Give back the entire listing verbatim.
** START OF Data extract **
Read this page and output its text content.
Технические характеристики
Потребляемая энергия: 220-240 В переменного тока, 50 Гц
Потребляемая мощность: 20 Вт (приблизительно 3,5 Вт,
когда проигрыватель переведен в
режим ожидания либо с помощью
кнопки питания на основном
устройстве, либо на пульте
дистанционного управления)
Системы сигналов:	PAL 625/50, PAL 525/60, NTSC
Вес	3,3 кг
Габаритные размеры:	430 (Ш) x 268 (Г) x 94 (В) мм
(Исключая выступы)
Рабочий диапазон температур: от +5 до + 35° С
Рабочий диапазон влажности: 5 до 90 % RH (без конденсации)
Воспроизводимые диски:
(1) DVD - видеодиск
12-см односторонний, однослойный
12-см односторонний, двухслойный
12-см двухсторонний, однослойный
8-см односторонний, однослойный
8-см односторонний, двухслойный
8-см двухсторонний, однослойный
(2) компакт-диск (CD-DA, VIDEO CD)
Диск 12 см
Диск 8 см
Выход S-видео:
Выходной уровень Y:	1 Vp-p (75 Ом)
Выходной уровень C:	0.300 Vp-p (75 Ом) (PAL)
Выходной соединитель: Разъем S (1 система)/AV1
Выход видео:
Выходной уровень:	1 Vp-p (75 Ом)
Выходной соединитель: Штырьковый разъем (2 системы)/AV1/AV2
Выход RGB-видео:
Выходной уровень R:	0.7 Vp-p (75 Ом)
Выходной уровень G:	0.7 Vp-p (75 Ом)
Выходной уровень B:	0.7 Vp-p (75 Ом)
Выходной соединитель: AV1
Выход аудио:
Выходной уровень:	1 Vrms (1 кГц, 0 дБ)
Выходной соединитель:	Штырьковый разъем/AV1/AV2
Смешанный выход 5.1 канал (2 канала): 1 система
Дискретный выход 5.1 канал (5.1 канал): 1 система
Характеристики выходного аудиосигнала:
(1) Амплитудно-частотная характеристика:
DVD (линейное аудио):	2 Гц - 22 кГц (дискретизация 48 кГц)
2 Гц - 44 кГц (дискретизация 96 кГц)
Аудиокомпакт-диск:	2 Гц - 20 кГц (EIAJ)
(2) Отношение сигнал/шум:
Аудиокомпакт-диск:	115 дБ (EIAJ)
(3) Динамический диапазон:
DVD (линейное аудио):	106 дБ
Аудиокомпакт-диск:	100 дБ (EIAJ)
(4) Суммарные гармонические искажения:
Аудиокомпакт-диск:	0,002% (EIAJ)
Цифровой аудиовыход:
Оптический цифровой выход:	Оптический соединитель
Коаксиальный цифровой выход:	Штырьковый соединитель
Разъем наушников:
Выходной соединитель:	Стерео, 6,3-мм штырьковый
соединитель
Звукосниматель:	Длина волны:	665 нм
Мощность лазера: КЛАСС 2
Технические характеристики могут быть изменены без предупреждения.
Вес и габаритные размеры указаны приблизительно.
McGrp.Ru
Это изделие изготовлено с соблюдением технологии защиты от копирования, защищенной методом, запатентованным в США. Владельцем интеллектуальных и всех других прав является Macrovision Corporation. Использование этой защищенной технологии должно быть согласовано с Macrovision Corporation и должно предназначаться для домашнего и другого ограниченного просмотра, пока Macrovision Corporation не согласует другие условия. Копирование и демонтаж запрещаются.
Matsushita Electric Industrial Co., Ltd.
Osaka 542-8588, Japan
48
** END OF Data extract **
Task response >>
Read this page and output its text content.
Технические характеристики
Потребляемая энергия: 220-240 В переменного тока, 50 Гц
Потребляемая мощность: 20 Вт (приблизительно 3,5 Вт,
когда проигрыватель переведен в
режим ожидания либо с помощью
кнопки питания на основном
устройстве, либо на пульте
дистанционного управления)
Системы сигналов:	PAL 625/50, PAL 525/60, NTSC
Вес	3,3 кг
Габаритные размеры:	430 (Ш) x 268 (Г) x 94 (В) мм
(Исключая выступы)
Рабочий диапазон температур: от +5 до + 35° С
Рабочий диапазон влажности: 5 до 90 % RH (без конденсации)
Воспроизводимые диски:
(1) DVD - видеодиск
12-см односторонний, однослойный
12-см односторонний, двухслойный
12-см двухсторонний, однослойный
8-см односторонний, однослойный
8-см односторонний, двухслойный
8-см двухсторонний, однослойный
(2) компакт-диск (CD-DA, VIDEO CD)
Диск 12 см
Диск 8 см
Выход S-видео:
Выходной уровень Y:	1 Vp-p (75 Ом)
Выходной уровень C:	0.300 Vp-p (75 Ом) (PAL)
Выходной соединитель: Разъем S (1 система)/AV1
Выход видео:
Выходной уровень:	1 Vp-p (75 Ом)
Выходной соединитель: Штырьковый разъем (2 системы)/AV1/AV2
Выход RGB-видео:
Выходной уровень R:	0.7 Vp-p (75 Ом)
Выходной уровень G:	0.7 Vp-p (75 Ом)
Выходной уровень B:	0.7 Vp-p (75 Ом)
Выходной соединитель: AV1
Выход аудио:
Выходной уровень:	1 Vrms (1 кГц, 0 дБ)
Выходной соединитель:	Штырьковый разъем/AV1/AV2
Смешанный выход 5.1 канал (2 канала): 1 система
Дискретный выход 5.1 канал (5.1 канал): 1 система
Характеристики выходного аудиосигнала:
(1) Амплитудно-частотная характеристика:
DVD (линейное аудио):	2 Гц - 22 кГц (дискретизация 48 кГц)
2 Гц - 44 кГц (дискретизация 96 кГц)
Аудиокомпакт-диск:	2 Гц - 20 кГц (EIAJ)
(2) Отношение сигнал/шум:
Аудиокомпакт-диск:	115 дБ (EIAJ)
(3) Динамический диапазон:
DVD (линейное аудио):	106 дБ
Аудиокомпакт-диск:	100 дБ (EIAJ)
(4) Суммарные гармонические искажения:
Аудиокомпакт-диск:	0,002% (EIAJ)
Цифровой аудиовыход:
Оптический цифровой выход:	Оптический соединитель
Коаксиальный цифровой выход:	Штырьковый соединитель
Разъем наушников:
Выходной соединитель:	Стерео, 6,3-мм штырьковый
соединитель
Звукосниматель:	Длина волны:	665 нм
Мощность лазера: КЛАСС 2
Технические характеристики могут быть изменены без предупреждения.
Вес и габаритные размеры указаны приблизительно.
McGrp.Ru
Это изделие изготовлено с соблюдением технологии защиты от копирования, защищенной методом, запатентованным в США. Владельцем интеллектуальных и всех других прав является Macrovision Corporation. Использование этой защищенной технологии должно быть согласовано с Macrovision Corporation и должно предназначаться для домашнего и другого ограниченного просмотра, пока Macrovision Corporation не согласует другие условия. Копирование и демонтаж запрещаются.
Matsushita Electric Industrial Co., Ltd.
Osaka 542-8588, Japan
48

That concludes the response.